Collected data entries
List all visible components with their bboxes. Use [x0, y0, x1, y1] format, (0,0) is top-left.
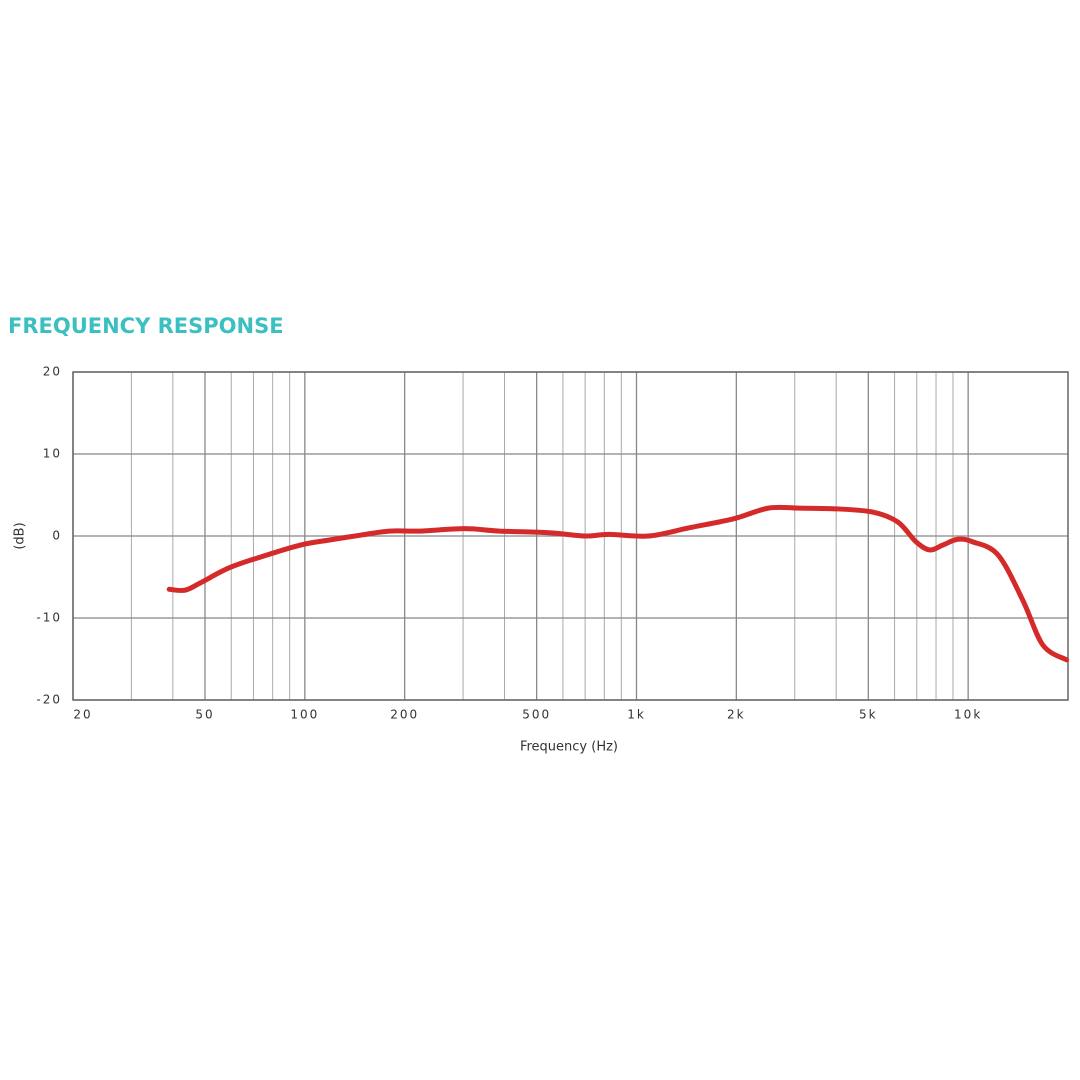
x-tick-label: 500: [522, 708, 551, 722]
plot-frame: [72, 371, 1069, 701]
x-tick-label: 1k: [627, 708, 646, 722]
y-tick-label: 10: [43, 447, 62, 461]
x-tick-label: 5k: [859, 708, 878, 722]
x-tick-label: 10k: [954, 708, 982, 722]
x-tick-label: 20: [73, 708, 92, 722]
x-tick-label: 200: [390, 708, 419, 722]
response-line: [166, 504, 1070, 663]
x-tick-label: 100: [290, 708, 319, 722]
x-tick-label: 2k: [727, 708, 746, 722]
y-tick-label: 20: [43, 365, 62, 379]
y-tick-label: -10: [36, 611, 62, 625]
y-tick-label: -20: [36, 693, 62, 707]
x-tick-label: 50: [195, 708, 214, 722]
y-tick-label: 0: [52, 529, 62, 543]
chart-title: FREQUENCY RESPONSE: [8, 314, 284, 338]
y-axis-label: (dB): [13, 522, 28, 549]
x-axis-label: Frequency (Hz): [520, 740, 618, 755]
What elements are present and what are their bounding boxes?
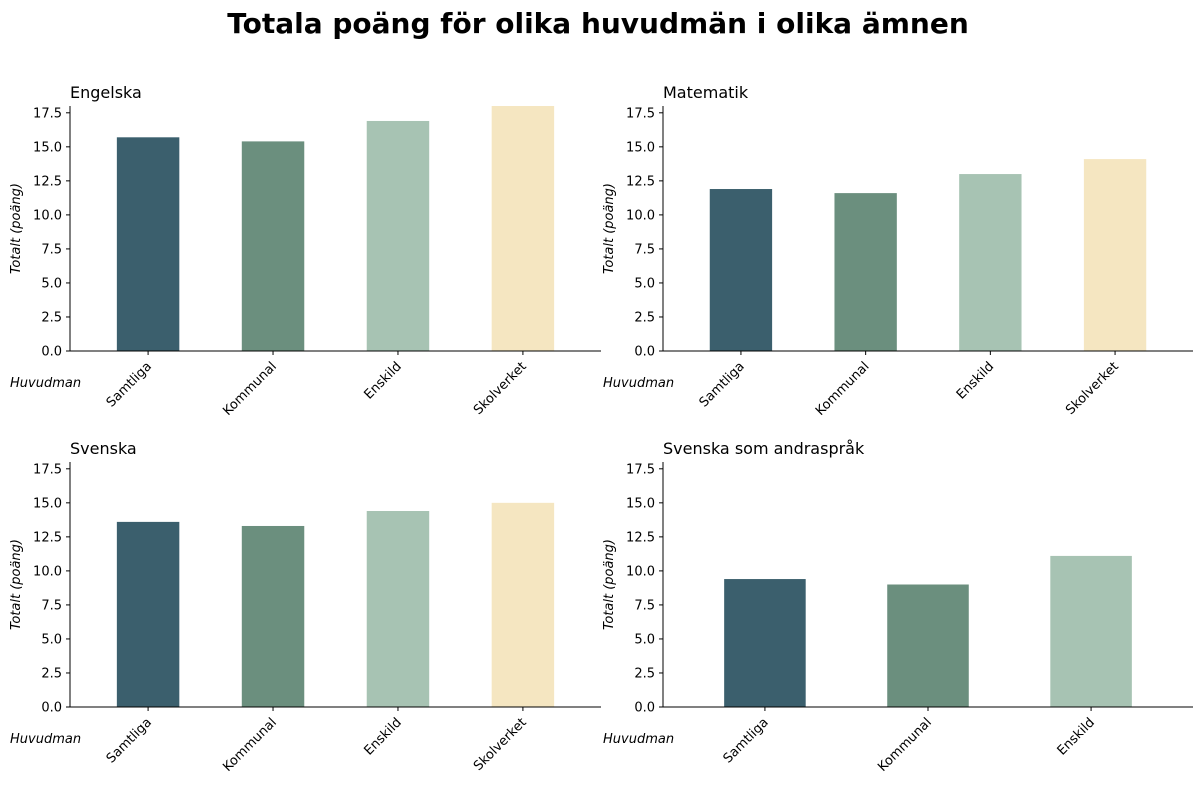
bar	[1083, 159, 1147, 351]
y-tick-label: 7.5	[41, 242, 62, 257]
bar	[834, 193, 897, 351]
bar	[241, 525, 305, 707]
y-tick-label: 12.5	[33, 174, 62, 189]
y-tick-label: 10.0	[626, 564, 655, 579]
x-tick-label: Kommunal	[220, 359, 280, 419]
y-tick-label: 0.0	[634, 345, 655, 360]
subplot-title: Engelska	[70, 83, 142, 102]
x-tick-label: Kommunal	[220, 715, 280, 775]
y-tick-label: 2.5	[634, 310, 655, 325]
y-tick-label: 12.5	[626, 174, 655, 189]
y-tick-label: 5.0	[41, 276, 62, 291]
x-tick-label: Skolverket	[1063, 359, 1122, 418]
y-tick-label: 15.0	[626, 140, 655, 155]
x-tick-label: Samtliga	[721, 715, 772, 766]
y-tick-label: 15.0	[626, 496, 655, 511]
subplot-1: 0.0 2.5 5.0 7.5 10.0 12.5 15.0 17.5 Samtliga Komm…	[9, 83, 601, 419]
bar	[491, 106, 555, 351]
bar	[724, 579, 806, 707]
x-tick-label: Enskild	[1055, 715, 1098, 758]
y-tick-label: 17.5	[626, 106, 655, 121]
x-tick-label: Enskild	[954, 359, 997, 402]
bar	[1050, 555, 1132, 707]
y-tick-label: 5.0	[41, 632, 62, 647]
y-tick-label: 15.0	[33, 496, 62, 511]
y-tick-label: 5.0	[634, 632, 655, 647]
x-tick-label: Samtliga	[697, 359, 748, 410]
y-tick-label: 7.5	[41, 598, 62, 613]
figure-title: Totala poäng för olika huvudmän i olika …	[227, 7, 969, 40]
y-tick-label: 0.0	[634, 701, 655, 716]
bar	[959, 174, 1022, 351]
x-tick-label: Samtliga	[104, 359, 155, 410]
bar	[116, 521, 180, 707]
y-tick-label: 10.0	[33, 208, 62, 223]
bar	[887, 584, 969, 707]
x-axis-label: Huvudman	[603, 732, 674, 747]
x-tick-label: Skolverket	[471, 359, 530, 418]
y-tick-label: 0.0	[41, 701, 62, 716]
y-axis-label: Totalt (poäng)	[9, 183, 24, 274]
y-tick-label: 5.0	[634, 276, 655, 291]
subplot-3: 0.0 2.5 5.0 7.5 10.0 12.5 15.0 17.5 Samtliga Komm…	[9, 439, 601, 775]
y-axis-label: Totalt (poäng)	[9, 539, 24, 630]
x-tick-label: Kommunal	[875, 715, 935, 775]
y-tick-label: 12.5	[626, 530, 655, 545]
y-axis-label: Totalt (poäng)	[602, 539, 617, 630]
x-axis-label: Huvudman	[10, 376, 81, 391]
x-tick-label: Enskild	[361, 715, 404, 758]
y-tick-label: 7.5	[634, 242, 655, 257]
bar	[241, 141, 305, 351]
y-tick-label: 2.5	[634, 666, 655, 681]
x-axis-label: Huvudman	[10, 732, 81, 747]
y-tick-label: 0.0	[41, 345, 62, 360]
y-axis-label: Totalt (poäng)	[602, 183, 617, 274]
bar	[366, 120, 430, 351]
x-tick-label: Samtliga	[104, 715, 155, 766]
subplot-title: Svenska	[70, 439, 137, 458]
y-tick-label: 2.5	[41, 310, 62, 325]
y-tick-label: 17.5	[626, 462, 655, 477]
subplot-title: Svenska som andraspråk	[663, 439, 865, 458]
bar	[709, 189, 773, 351]
y-tick-label: 15.0	[33, 140, 62, 155]
y-tick-label: 2.5	[41, 666, 62, 681]
bar	[491, 502, 555, 707]
y-tick-label: 17.5	[33, 106, 62, 121]
subplot-title: Matematik	[663, 83, 749, 102]
bar	[116, 137, 180, 351]
y-tick-label: 10.0	[626, 208, 655, 223]
x-tick-label: Enskild	[361, 359, 404, 402]
y-tick-label: 17.5	[33, 462, 62, 477]
subplot-4: 0.0 2.5 5.0 7.5 10.0 12.5 15.0 17.5 Samtliga Komm…	[602, 439, 1193, 775]
x-tick-label: Kommunal	[813, 359, 873, 419]
x-axis-label: Huvudman	[603, 376, 674, 391]
subplot-2: 0.0 2.5 5.0 7.5 10.0 12.5 15.0 17.5 Samtliga Komm…	[602, 83, 1193, 419]
y-tick-label: 12.5	[33, 530, 62, 545]
y-tick-label: 10.0	[33, 564, 62, 579]
y-tick-label: 7.5	[634, 598, 655, 613]
x-tick-label: Skolverket	[471, 715, 530, 774]
panels: 0.0 2.5 5.0 7.5 10.0 12.5 15.0 17.5 Samtliga Komm…	[9, 83, 1193, 775]
bar	[366, 511, 430, 707]
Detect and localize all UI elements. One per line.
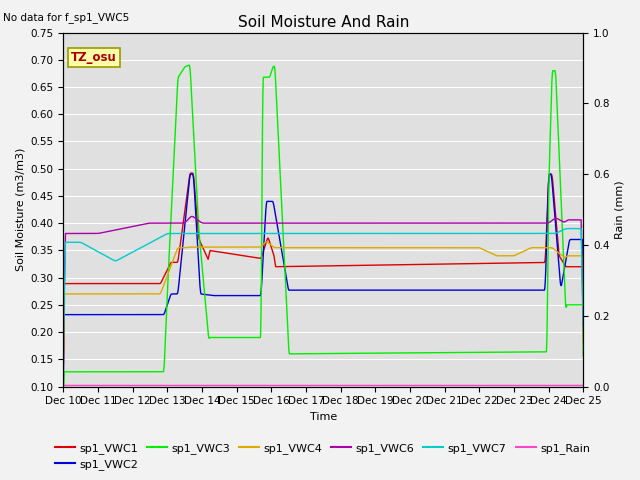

• _Given request_
Could you reproduce every item above word for word, leaving the pictures out?

• _Worked answer_
List all visible components with their bboxes. Use [x0, y0, x1, y1] format, (0,0) is top-left.
x-tick-label: 500: [522, 708, 551, 722]
plot-frame: [72, 371, 1069, 701]
x-tick-label: 1k: [627, 708, 646, 722]
y-tick-label: 10: [43, 447, 62, 461]
x-tick-label: 5k: [859, 708, 878, 722]
x-tick-label: 10k: [954, 708, 982, 722]
x-tick-label: 20: [73, 708, 92, 722]
x-tick-label: 200: [390, 708, 419, 722]
response-line: [166, 504, 1070, 663]
x-tick-label: 100: [290, 708, 319, 722]
x-tick-label: 2k: [727, 708, 746, 722]
y-tick-label: 20: [43, 365, 62, 379]
y-tick-label: -10: [36, 611, 62, 625]
y-tick-label: -20: [36, 693, 62, 707]
x-tick-label: 50: [195, 708, 214, 722]
y-tick-label: 0: [52, 529, 62, 543]
chart-title: FREQUENCY RESPONSE: [8, 314, 284, 338]
y-axis-label: (dB): [13, 522, 28, 549]
x-axis-label: Frequency (Hz): [520, 740, 618, 755]
What elements are present and what are their bounding boxes?
bar	[1083, 159, 1147, 351]
y-tick-label: 7.5	[41, 242, 62, 257]
bar	[834, 193, 897, 351]
bar	[241, 525, 305, 707]
y-tick-label: 12.5	[33, 174, 62, 189]
y-tick-label: 10.0	[626, 564, 655, 579]
x-tick-label: Kommunal	[220, 359, 280, 419]
y-tick-label: 0.0	[634, 345, 655, 360]
subplot-title: Engelska	[70, 83, 142, 102]
x-tick-label: Kommunal	[220, 715, 280, 775]
y-tick-label: 2.5	[634, 310, 655, 325]
y-tick-label: 12.5	[626, 174, 655, 189]
y-tick-label: 5.0	[41, 276, 62, 291]
x-tick-label: Skolverket	[1063, 359, 1122, 418]
y-tick-label: 15.0	[626, 140, 655, 155]
x-tick-label: Samtliga	[721, 715, 772, 766]
y-tick-label: 15.0	[626, 496, 655, 511]
subplot-1: 0.0 2.5 5.0 7.5 10.0 12.5 15.0 17.5 Samtliga Komm…	[9, 83, 601, 419]
bar	[491, 106, 555, 351]
bar	[724, 579, 806, 707]
x-tick-label: Enskild	[1055, 715, 1098, 758]
y-tick-label: 17.5	[626, 106, 655, 121]
x-tick-label: Enskild	[954, 359, 997, 402]
bar	[1050, 555, 1132, 707]
y-tick-label: 5.0	[41, 632, 62, 647]
y-tick-label: 15.0	[33, 496, 62, 511]
y-tick-label: 5.0	[634, 632, 655, 647]
x-tick-label: Samtliga	[697, 359, 748, 410]
y-tick-label: 7.5	[41, 598, 62, 613]
figure-title: Totala poäng för olika huvudmän i olika …	[227, 7, 969, 40]
y-tick-label: 0.0	[634, 701, 655, 716]
bar	[959, 174, 1022, 351]
x-tick-label: Samtliga	[104, 359, 155, 410]
bar	[116, 521, 180, 707]
y-tick-label: 10.0	[33, 208, 62, 223]
bar	[887, 584, 969, 707]
x-axis-label: Huvudman	[603, 732, 674, 747]
x-tick-label: Skolverket	[471, 359, 530, 418]
y-tick-label: 0.0	[41, 701, 62, 716]
y-axis-label: Totalt (poäng)	[9, 183, 24, 274]
y-tick-label: 5.0	[634, 276, 655, 291]
subplot-3: 0.0 2.5 5.0 7.5 10.0 12.5 15.0 17.5 Samtliga Komm…	[9, 439, 601, 775]
y-axis-label: Totalt (poäng)	[9, 539, 24, 630]
x-tick-label: Kommunal	[875, 715, 935, 775]
y-tick-label: 12.5	[626, 530, 655, 545]
y-axis-label: Totalt (poäng)	[602, 539, 617, 630]
x-axis-label: Huvudman	[10, 376, 81, 391]
x-tick-label: Enskild	[361, 715, 404, 758]
y-tick-label: 7.5	[634, 242, 655, 257]
bar	[241, 141, 305, 351]
y-tick-label: 2.5	[634, 666, 655, 681]
x-axis-label: Huvudman	[10, 732, 81, 747]
y-tick-label: 0.0	[41, 345, 62, 360]
y-axis-label: Totalt (poäng)	[602, 183, 617, 274]
bar	[366, 120, 430, 351]
x-tick-label: Samtliga	[104, 715, 155, 766]
subplot-title: Svenska	[70, 439, 137, 458]
y-tick-label: 2.5	[41, 310, 62, 325]
y-tick-label: 17.5	[626, 462, 655, 477]
subplot-title: Svenska som andraspråk	[663, 439, 865, 458]
bar	[709, 189, 773, 351]
y-tick-label: 15.0	[33, 140, 62, 155]
y-tick-label: 2.5	[41, 666, 62, 681]
bar	[491, 502, 555, 707]
y-tick-label: 17.5	[33, 106, 62, 121]
subplot-title: Matematik	[663, 83, 749, 102]
bar	[116, 137, 180, 351]
y-tick-label: 10.0	[626, 208, 655, 223]
x-tick-label: Enskild	[361, 359, 404, 402]
y-tick-label: 17.5	[33, 462, 62, 477]
subplot-4: 0.0 2.5 5.0 7.5 10.0 12.5 15.0 17.5 Samtliga Komm…	[602, 439, 1193, 775]
x-tick-label: Kommunal	[813, 359, 873, 419]
x-axis-label: Huvudman	[603, 376, 674, 391]
subplot-2: 0.0 2.5 5.0 7.5 10.0 12.5 15.0 17.5 Samtliga Komm…	[602, 83, 1193, 419]
y-tick-label: 12.5	[33, 530, 62, 545]
y-tick-label: 10.0	[33, 564, 62, 579]
y-tick-label: 7.5	[634, 598, 655, 613]
x-tick-label: Skolverket	[471, 715, 530, 774]
panels: 0.0 2.5 5.0 7.5 10.0 12.5 15.0 17.5 Samtliga Komm…	[9, 83, 1193, 775]
bar	[366, 511, 430, 707]
Detect and localize all UI elements. One per line.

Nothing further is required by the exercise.